**WRITTEN REQUEST:** Extract the complete listing and output it unchanged.

**Items from a figure collection:**
....
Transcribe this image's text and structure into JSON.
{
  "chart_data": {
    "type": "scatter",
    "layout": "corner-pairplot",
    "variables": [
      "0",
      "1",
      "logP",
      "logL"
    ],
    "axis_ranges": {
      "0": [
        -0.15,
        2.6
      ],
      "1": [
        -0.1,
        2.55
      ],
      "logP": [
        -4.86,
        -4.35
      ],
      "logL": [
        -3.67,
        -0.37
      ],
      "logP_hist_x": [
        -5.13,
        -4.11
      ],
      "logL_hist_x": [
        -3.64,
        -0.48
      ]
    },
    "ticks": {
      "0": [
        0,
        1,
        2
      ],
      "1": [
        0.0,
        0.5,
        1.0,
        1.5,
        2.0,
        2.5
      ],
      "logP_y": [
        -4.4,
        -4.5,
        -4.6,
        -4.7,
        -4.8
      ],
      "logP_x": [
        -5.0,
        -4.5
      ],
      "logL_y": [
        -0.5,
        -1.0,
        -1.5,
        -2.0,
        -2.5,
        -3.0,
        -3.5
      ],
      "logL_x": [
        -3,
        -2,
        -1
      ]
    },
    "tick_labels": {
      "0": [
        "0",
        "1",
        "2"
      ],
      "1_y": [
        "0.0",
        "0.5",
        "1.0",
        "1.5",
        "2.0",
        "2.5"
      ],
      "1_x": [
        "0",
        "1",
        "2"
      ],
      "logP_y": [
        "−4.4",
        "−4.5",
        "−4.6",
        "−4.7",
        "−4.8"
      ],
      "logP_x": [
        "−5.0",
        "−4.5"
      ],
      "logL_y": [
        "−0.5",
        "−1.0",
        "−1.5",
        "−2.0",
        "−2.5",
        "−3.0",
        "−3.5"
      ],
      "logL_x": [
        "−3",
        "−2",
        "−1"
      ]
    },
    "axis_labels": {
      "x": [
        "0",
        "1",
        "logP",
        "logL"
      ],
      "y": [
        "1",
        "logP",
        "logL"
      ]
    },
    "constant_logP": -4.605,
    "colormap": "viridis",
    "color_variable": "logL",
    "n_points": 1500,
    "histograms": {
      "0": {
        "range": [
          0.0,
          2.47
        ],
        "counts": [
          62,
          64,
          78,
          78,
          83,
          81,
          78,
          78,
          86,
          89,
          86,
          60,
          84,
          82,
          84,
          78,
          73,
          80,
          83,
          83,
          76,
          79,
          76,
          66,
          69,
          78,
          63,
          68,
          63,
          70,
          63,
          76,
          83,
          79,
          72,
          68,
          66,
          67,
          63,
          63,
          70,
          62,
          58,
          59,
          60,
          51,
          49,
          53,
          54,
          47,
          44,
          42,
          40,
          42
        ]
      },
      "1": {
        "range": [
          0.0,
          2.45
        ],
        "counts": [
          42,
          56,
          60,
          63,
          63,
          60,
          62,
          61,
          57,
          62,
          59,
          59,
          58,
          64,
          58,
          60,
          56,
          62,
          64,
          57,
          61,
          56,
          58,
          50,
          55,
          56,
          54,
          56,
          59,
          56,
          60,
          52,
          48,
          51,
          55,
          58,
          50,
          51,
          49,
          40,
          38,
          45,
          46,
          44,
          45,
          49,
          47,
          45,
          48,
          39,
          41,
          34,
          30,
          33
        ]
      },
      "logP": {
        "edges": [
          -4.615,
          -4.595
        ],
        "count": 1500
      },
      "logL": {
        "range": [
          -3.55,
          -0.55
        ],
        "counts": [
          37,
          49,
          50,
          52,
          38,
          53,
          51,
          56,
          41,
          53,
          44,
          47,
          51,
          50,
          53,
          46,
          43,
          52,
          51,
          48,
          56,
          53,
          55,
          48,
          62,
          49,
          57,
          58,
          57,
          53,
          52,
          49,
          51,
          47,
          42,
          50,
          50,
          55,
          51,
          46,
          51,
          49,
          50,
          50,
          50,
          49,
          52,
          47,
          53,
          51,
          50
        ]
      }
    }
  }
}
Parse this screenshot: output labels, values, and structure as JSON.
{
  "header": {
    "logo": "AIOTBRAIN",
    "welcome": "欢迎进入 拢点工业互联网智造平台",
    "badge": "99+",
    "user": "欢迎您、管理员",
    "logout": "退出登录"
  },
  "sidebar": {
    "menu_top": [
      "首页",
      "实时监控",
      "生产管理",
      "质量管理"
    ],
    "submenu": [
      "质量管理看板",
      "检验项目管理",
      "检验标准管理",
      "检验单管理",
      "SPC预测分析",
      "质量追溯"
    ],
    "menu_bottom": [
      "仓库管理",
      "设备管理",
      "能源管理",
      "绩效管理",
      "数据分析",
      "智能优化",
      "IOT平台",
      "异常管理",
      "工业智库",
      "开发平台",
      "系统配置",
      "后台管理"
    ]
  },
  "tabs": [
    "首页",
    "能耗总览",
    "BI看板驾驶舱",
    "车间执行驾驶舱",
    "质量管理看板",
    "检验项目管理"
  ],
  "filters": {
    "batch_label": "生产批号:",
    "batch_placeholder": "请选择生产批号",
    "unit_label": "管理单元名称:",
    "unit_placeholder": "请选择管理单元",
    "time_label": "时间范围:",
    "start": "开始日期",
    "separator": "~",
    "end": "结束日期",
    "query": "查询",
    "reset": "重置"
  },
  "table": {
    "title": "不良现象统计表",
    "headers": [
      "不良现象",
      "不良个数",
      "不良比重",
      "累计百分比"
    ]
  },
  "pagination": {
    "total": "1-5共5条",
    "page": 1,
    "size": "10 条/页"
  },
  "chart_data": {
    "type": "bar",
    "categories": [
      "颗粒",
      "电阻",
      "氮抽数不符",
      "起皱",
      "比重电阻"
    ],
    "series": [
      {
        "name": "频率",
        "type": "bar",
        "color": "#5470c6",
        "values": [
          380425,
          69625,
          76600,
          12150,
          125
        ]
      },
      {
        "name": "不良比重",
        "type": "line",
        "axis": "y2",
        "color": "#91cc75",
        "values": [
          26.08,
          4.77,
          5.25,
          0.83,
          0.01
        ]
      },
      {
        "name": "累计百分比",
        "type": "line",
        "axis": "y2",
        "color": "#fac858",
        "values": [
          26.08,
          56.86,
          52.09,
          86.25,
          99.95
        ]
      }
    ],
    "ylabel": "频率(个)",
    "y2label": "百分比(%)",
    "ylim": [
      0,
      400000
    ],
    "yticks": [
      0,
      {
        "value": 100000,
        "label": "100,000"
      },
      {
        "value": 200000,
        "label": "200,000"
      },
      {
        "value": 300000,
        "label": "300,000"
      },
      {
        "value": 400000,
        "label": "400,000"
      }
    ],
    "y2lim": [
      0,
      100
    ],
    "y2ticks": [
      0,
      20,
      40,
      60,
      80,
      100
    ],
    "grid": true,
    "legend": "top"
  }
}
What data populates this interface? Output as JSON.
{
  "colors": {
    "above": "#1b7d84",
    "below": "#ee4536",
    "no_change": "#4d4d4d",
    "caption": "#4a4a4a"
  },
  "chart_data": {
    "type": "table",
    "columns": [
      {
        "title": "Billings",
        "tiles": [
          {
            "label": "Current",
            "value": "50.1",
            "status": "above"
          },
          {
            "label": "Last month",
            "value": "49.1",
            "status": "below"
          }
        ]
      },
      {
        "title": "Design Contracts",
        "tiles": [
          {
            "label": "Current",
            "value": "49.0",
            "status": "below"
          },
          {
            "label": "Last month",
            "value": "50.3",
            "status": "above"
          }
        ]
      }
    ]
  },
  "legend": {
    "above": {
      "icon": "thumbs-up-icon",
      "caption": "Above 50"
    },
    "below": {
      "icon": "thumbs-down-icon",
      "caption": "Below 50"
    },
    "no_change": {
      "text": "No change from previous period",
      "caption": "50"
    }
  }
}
....
**FINAL ANSWER:**
Transcribe this image's text and structure into JSON.
{
  "chart_data": {
    "type": "scatter",
    "layout": "corner-pairplot",
    "variables": [
      "0",
      "1",
      "logP",
      "logL"
    ],
    "axis_ranges": {
      "0": [
        -0.15,
        2.6
      ],
      "1": [
        -0.1,
        2.55
      ],
      "logP": [
        -4.86,
        -4.35
      ],
      "logL": [
        -3.67,
        -0.37
      ],
      "logP_hist_x": [
        -5.13,
        -4.11
      ],
      "logL_hist_x": [
        -3.64,
        -0.48
      ]
    },
    "ticks": {
      "0": [
        0,
        1,
        2
      ],
      "1": [
        0.0,
        0.5,
        1.0,
        1.5,
        2.0,
        2.5
      ],
      "logP_y": [
        -4.4,
        -4.5,
        -4.6,
        -4.7,
        -4.8
      ],
      "logP_x": [
        -5.0,
        -4.5
      ],
      "logL_y": [
        -0.5,
        -1.0,
        -1.5,
        -2.0,
        -2.5,
        -3.0,
        -3.5
      ],
      "logL_x": [
        -3,
        -2,
        -1
      ]
    },
    "tick_labels": {
      "0": [
        "0",
        "1",
        "2"
      ],
      "1_y": [
        "0.0",
        "0.5",
        "1.0",
        "1.5",
        "2.0",
        "2.5"
      ],
      "1_x": [
        "0",
        "1",
        "2"
      ],
      "logP_y": [
        "−4.4",
        "−4.5",
        "−4.6",
        "−4.7",
        "−4.8"
      ],
      "logP_x": [
        "−5.0",
        "−4.5"
      ],
      "logL_y": [
        "−0.5",
        "−1.0",
        "−1.5",
        "−2.0",
        "−2.5",
        "−3.0",
        "−3.5"
      ],
      "logL_x": [
        "−3",
        "−2",
        "−1"
      ]
    },
    "axis_labels": {
      "x": [
        "0",
        "1",
        "logP",
        "logL"
      ],
      "y": [
        "1",
        "logP",
        "logL"
      ]
    },
    "constant_logP": -4.605,
    "colormap": "viridis",
    "color_variable": "logL",
    "n_points": 1500,
    "histograms": {
      "0": {
        "range": [
          0.0,
          2.47
        ],
        "counts": [
          62,
          64,
          78,
          78,
          83,
          81,
          78,
          78,
          86,
          89,
          86,
          60,
          84,
          82,
          84,
          78,
          73,
          80,
          83,
          83,
          76,
          79,
          76,
          66,
          69,
          78,
          63,
          68,
          63,
          70,
          63,
          76,
          83,
          79,
          72,
          68,
          66,
          67,
          63,
          63,
          70,
          62,
          58,
          59,
          60,
          51,
          49,
          53,
          54,
          47,
          44,
          42,
          40,
          42
        ]
      },
      "1": {
        "range": [
          0.0,
          2.45
        ],
        "counts": [
          42,
          56,
          60,
          63,
          63,
          60,
          62,
          61,
          57,
          62,
          59,
          59,
          58,
          64,
          58,
          60,
          56,
          62,
          64,
          57,
          61,
          56,
          58,
          50,
          55,
          56,
          54,
          56,
          59,
          56,
          60,
          52,
          48,
          51,
          55,
          58,
          50,
          51,
          49,
          40,
          38,
          45,
          46,
          44,
          45,
          49,
          47,
          45,
          48,
          39,
          41,
          34,
          30,
          33
        ]
      },
      "logP": {
        "edges": [
          -4.615,
          -4.595
        ],
        "count": 1500
      },
      "logL": {
        "range": [
          -3.55,
          -0.55
        ],
        "counts": [
          37,
          49,
          50,
          52,
          38,
          53,
          51,
          56,
          41,
          53,
          44,
          47,
          51,
          50,
          53,
          46,
          43,
          52,
          51,
          48,
          56,
          53,
          55,
          48,
          62,
          49,
          57,
          58,
          57,
          53,
          52,
          49,
          51,
          47,
          42,
          50,
          50,
          55,
          51,
          46,
          51,
          49,
          50,
          50,
          50,
          49,
          52,
          47,
          53,
          51,
          50
        ]
      }
    }
  }
}
Parse this screenshot: output labels, values, and structure as JSON.
{
  "header": {
    "logo": "AIOTBRAIN",
    "welcome": "欢迎进入 拢点工业互联网智造平台",
    "badge": "99+",
    "user": "欢迎您、管理员",
    "logout": "退出登录"
  },
  "sidebar": {
    "menu_top": [
      "首页",
      "实时监控",
      "生产管理",
      "质量管理"
    ],
    "submenu": [
      "质量管理看板",
      "检验项目管理",
      "检验标准管理",
      "检验单管理",
      "SPC预测分析",
      "质量追溯"
    ],
    "menu_bottom": [
      "仓库管理",
      "设备管理",
      "能源管理",
      "绩效管理",
      "数据分析",
      "智能优化",
      "IOT平台",
      "异常管理",
      "工业智库",
      "开发平台",
      "系统配置",
      "后台管理"
    ]
  },
  "tabs": [
    "首页",
    "能耗总览",
    "BI看板驾驶舱",
    "车间执行驾驶舱",
    "质量管理看板",
    "检验项目管理"
  ],
  "filters": {
    "batch_label": "生产批号:",
    "batch_placeholder": "请选择生产批号",
    "unit_label": "管理单元名称:",
    "unit_placeholder": "请选择管理单元",
    "time_label": "时间范围:",
    "start": "开始日期",
    "separator": "~",
    "end": "结束日期",
    "query": "查询",
    "reset": "重置"
  },
  "table": {
    "title": "不良现象统计表",
    "headers": [
      "不良现象",
      "不良个数",
      "不良比重",
      "累计百分比"
    ]
  },
  "pagination": {
    "total": "1-5共5条",
    "page": 1,
    "size": "10 条/页"
  },
  "chart_data": {
    "type": "bar",
    "categories": [
      "颗粒",
      "电阻",
      "氮抽数不符",
      "起皱",
      "比重电阻"
    ],
    "series": [
      {
        "name": "频率",
        "type": "bar",
        "color": "#5470c6",
        "values": [
          380425,
          69625,
          76600,
          12150,
          125
        ]
      },
      {
        "name": "不良比重",
        "type": "line",
        "axis": "y2",
        "color": "#91cc75",
        "values": [
          26.08,
          4.77,
          5.25,
          0.83,
          0.01
        ]
      },
      {
        "name": "累计百分比",
        "type": "line",
        "axis": "y2",
        "color": "#fac858",
        "values": [
          26.08,
          56.86,
          52.09,
          86.25,
          99.95
        ]
      }
    ],
    "ylabel": "频率(个)",
    "y2label": "百分比(%)",
    "ylim": [
      0,
      400000
    ],
    "yticks": [
      0,
      {
        "value": 100000,
        "label": "100,000"
      },
      {
        "value": 200000,
        "label": "200,000"
      },
      {
        "value": 300000,
        "label": "300,000"
      },
      {
        "value": 400000,
        "label": "400,000"
      }
    ],
    "y2lim": [
      0,
      100
    ],
    "y2ticks": [
      0,
      20,
      40,
      60,
      80,
      100
    ],
    "grid": true,
    "legend": "top"
  }
}
What data populates this interface? Output as JSON.
{
  "colors": {
    "above": "#1b7d84",
    "below": "#ee4536",
    "no_change": "#4d4d4d",
    "caption": "#4a4a4a"
  },
  "chart_data": {
    "type": "table",
    "columns": [
      {
        "title": "Billings",
        "tiles": [
          {
            "label": "Current",
            "value": "50.1",
            "status": "above"
          },
          {
            "label": "Last month",
            "value": "49.1",
            "status": "below"
          }
        ]
      },
      {
        "title": "Design Contracts",
        "tiles": [
          {
            "label": "Current",
            "value": "49.0",
            "status": "below"
          },
          {
            "label": "Last month",
            "value": "50.3",
            "status": "above"
          }
        ]
      }
    ]
  },
  "legend": {
    "above": {
      "icon": "thumbs-up-icon",
      "caption": "Above 50"
    },
    "below": {
      "icon": "thumbs-down-icon",
      "caption": "Below 50"
    },
    "no_change": {
      "text": "No change from previous period",
      "caption": "50"
    }
  }
}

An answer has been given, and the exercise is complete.